■ Stated task ■
Each line containing the word "Delivery" must be collected.

■ Data shown ■
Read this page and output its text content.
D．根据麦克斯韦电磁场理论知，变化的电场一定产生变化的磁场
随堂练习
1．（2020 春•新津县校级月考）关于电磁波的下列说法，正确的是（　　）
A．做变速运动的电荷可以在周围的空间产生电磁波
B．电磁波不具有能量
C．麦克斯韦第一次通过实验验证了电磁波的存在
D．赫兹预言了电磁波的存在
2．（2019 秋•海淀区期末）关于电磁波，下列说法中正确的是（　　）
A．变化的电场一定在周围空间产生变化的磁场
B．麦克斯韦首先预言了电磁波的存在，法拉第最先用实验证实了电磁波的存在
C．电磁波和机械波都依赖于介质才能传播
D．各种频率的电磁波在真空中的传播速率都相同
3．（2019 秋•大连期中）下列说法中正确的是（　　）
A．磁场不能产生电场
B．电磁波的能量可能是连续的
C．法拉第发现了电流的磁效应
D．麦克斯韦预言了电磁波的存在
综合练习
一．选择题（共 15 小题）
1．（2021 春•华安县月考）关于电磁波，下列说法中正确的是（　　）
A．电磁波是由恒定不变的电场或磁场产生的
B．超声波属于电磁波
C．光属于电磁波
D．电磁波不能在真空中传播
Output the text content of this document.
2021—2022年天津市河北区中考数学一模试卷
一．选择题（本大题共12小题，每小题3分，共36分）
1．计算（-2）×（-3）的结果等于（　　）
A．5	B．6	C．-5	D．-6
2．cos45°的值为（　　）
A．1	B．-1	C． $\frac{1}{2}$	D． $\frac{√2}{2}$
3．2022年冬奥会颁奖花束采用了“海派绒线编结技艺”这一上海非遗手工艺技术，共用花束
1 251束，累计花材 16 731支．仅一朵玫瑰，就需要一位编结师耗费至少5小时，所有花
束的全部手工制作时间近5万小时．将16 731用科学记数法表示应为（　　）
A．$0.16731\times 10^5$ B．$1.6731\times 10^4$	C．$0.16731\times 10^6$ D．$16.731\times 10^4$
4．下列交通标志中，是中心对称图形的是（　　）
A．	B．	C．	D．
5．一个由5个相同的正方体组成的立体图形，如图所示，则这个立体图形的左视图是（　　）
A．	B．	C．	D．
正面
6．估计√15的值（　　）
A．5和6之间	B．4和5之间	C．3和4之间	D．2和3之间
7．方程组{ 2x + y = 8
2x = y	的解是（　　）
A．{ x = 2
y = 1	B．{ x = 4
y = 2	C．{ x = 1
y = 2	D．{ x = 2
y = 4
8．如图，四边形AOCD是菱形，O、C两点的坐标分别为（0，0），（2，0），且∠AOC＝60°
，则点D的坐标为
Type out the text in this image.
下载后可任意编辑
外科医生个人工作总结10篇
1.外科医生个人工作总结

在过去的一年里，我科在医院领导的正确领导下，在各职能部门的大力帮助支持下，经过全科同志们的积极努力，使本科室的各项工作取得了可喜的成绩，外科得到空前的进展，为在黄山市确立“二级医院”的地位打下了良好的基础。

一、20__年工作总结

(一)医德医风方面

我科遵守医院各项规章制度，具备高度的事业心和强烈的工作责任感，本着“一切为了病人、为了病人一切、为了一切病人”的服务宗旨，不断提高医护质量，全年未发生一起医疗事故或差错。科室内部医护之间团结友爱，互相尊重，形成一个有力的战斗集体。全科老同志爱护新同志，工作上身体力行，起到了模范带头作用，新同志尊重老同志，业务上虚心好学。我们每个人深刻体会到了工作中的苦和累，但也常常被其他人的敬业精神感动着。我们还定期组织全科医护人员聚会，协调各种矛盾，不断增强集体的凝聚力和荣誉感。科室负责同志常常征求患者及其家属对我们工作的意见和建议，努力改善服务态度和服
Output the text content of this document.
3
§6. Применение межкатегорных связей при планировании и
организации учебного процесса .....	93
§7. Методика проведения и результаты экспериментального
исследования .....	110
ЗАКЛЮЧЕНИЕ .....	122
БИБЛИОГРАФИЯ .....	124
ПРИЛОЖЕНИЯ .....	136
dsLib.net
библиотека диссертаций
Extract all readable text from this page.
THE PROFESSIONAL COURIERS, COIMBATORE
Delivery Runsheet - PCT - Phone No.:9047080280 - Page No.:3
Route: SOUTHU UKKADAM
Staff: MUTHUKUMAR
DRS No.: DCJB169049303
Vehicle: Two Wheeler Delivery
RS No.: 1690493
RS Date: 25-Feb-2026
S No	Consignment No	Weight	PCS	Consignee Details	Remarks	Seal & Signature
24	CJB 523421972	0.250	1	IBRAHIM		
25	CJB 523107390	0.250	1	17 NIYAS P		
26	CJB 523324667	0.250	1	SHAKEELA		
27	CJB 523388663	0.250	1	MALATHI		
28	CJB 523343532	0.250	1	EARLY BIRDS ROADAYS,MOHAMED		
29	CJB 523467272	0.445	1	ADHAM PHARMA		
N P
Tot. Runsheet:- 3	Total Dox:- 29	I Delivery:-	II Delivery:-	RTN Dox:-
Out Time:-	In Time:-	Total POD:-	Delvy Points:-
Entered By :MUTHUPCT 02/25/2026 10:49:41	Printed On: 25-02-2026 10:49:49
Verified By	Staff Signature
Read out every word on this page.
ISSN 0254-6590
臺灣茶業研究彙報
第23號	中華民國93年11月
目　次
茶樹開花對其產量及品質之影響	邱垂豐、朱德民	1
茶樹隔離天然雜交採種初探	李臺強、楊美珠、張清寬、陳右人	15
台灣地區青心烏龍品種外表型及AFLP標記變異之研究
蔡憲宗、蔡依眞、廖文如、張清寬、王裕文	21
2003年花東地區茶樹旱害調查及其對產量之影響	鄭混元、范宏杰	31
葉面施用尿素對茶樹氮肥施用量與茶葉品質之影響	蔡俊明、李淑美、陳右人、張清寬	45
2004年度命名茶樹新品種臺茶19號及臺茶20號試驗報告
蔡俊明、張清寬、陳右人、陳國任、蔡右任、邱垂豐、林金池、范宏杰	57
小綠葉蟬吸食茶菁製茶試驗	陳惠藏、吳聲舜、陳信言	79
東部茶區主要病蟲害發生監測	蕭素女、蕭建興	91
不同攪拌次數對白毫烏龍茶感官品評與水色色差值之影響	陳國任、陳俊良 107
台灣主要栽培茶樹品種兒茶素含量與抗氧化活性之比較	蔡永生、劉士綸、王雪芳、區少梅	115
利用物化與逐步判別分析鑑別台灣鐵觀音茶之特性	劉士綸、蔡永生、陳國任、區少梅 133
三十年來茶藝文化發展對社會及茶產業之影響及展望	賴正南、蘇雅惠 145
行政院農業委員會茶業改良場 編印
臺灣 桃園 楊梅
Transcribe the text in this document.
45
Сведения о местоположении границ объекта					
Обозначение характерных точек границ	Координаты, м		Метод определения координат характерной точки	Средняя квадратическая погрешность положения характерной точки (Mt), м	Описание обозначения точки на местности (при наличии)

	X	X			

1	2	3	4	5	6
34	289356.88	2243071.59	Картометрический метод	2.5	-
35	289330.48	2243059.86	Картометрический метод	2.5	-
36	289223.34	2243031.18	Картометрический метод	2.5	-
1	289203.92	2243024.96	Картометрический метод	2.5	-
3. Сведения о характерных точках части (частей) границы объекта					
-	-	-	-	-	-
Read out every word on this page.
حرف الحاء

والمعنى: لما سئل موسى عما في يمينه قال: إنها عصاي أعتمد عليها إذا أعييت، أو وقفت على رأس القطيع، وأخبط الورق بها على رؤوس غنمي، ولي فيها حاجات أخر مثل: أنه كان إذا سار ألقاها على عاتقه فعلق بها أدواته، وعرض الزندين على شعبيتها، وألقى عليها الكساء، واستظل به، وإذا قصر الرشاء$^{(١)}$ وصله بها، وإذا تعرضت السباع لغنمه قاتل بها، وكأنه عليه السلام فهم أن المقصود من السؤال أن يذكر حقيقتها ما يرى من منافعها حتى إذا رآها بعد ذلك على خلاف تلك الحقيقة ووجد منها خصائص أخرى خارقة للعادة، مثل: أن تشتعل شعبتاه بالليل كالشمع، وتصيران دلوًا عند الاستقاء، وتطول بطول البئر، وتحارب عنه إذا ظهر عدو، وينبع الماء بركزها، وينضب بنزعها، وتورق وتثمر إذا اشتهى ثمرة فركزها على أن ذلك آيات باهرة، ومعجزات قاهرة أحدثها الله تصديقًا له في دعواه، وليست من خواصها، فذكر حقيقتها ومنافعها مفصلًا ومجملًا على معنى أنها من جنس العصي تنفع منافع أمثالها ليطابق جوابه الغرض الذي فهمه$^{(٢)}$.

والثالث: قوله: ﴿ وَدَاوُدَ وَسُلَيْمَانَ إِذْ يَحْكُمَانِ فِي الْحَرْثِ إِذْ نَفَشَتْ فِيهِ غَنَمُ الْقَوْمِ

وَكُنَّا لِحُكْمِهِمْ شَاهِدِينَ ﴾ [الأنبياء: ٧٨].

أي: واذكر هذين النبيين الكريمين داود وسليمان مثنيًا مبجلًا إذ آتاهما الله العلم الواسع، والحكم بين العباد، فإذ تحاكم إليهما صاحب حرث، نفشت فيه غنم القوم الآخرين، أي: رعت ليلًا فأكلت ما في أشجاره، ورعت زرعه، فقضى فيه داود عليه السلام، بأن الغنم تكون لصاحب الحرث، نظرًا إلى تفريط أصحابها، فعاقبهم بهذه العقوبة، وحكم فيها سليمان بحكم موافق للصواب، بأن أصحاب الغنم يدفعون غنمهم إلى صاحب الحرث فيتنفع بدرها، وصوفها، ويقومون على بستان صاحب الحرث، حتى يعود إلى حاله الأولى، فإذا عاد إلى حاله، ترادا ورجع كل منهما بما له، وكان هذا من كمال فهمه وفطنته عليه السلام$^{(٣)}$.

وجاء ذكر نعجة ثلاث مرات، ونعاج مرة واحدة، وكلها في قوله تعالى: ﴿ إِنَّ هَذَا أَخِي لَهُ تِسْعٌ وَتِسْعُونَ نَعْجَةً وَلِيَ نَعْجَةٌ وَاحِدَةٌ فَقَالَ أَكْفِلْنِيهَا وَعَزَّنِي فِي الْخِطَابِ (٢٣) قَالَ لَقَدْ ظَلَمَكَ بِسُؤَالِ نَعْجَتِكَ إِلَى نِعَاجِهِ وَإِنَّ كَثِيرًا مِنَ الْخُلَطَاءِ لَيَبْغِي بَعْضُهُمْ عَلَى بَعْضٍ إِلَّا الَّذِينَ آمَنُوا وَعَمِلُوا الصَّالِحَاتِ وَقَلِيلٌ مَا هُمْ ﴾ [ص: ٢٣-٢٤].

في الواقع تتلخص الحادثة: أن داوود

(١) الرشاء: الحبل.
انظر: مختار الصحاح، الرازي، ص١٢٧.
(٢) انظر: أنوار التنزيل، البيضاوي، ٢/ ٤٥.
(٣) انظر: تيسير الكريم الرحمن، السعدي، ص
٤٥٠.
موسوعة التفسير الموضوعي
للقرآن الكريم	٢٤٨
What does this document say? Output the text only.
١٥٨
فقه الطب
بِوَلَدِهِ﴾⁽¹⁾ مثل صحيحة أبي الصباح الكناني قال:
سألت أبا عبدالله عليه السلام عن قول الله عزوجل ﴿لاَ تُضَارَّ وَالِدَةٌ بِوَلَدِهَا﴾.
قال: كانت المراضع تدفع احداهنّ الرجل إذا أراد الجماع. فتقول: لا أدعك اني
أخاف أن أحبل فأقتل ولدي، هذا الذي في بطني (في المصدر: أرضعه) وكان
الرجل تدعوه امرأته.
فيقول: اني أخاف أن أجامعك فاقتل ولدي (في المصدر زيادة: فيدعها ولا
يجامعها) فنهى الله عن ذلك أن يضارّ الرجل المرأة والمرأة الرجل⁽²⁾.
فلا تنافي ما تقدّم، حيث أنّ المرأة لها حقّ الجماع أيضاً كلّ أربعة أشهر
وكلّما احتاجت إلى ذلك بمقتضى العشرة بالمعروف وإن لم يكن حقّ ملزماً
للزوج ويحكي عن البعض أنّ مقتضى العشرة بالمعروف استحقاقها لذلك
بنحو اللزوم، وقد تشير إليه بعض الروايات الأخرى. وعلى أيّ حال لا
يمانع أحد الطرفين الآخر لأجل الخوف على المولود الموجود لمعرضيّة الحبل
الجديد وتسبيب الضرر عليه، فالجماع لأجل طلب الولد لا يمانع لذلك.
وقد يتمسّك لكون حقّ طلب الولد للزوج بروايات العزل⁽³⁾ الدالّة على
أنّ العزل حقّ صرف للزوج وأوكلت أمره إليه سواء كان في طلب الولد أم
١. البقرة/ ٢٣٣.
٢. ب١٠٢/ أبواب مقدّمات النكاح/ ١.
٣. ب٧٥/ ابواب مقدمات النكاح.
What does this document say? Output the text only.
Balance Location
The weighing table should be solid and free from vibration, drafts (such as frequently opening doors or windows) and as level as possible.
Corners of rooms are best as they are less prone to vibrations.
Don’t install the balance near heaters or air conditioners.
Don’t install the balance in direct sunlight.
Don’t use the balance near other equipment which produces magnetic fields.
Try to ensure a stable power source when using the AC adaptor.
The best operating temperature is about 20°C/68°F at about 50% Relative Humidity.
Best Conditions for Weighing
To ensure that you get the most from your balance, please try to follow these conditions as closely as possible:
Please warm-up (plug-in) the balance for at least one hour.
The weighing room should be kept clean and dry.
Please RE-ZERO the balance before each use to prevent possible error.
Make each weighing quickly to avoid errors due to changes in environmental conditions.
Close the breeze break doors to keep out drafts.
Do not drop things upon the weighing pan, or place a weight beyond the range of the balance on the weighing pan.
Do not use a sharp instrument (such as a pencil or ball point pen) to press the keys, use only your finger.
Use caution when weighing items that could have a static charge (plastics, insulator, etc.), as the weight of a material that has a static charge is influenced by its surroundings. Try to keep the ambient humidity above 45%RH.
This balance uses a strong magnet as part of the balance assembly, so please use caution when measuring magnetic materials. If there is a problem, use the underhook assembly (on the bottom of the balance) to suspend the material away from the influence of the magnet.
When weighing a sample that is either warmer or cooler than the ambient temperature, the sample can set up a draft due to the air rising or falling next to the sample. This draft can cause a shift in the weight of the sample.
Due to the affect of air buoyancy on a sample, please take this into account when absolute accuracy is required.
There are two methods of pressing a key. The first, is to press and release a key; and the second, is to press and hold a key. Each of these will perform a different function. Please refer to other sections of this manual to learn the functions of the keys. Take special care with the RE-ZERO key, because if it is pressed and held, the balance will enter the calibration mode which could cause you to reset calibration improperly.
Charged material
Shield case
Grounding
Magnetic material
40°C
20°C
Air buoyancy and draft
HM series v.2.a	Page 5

■ Written solution ■
Delivery Runsheet - PCT - Phone No.:9047080280 - Page No.:3
Vehicle: Two Wheeler Delivery
Tot. Runsheet:- 3	Total Dox:- 29	I Delivery:-	II Delivery:-	RTN Dox:-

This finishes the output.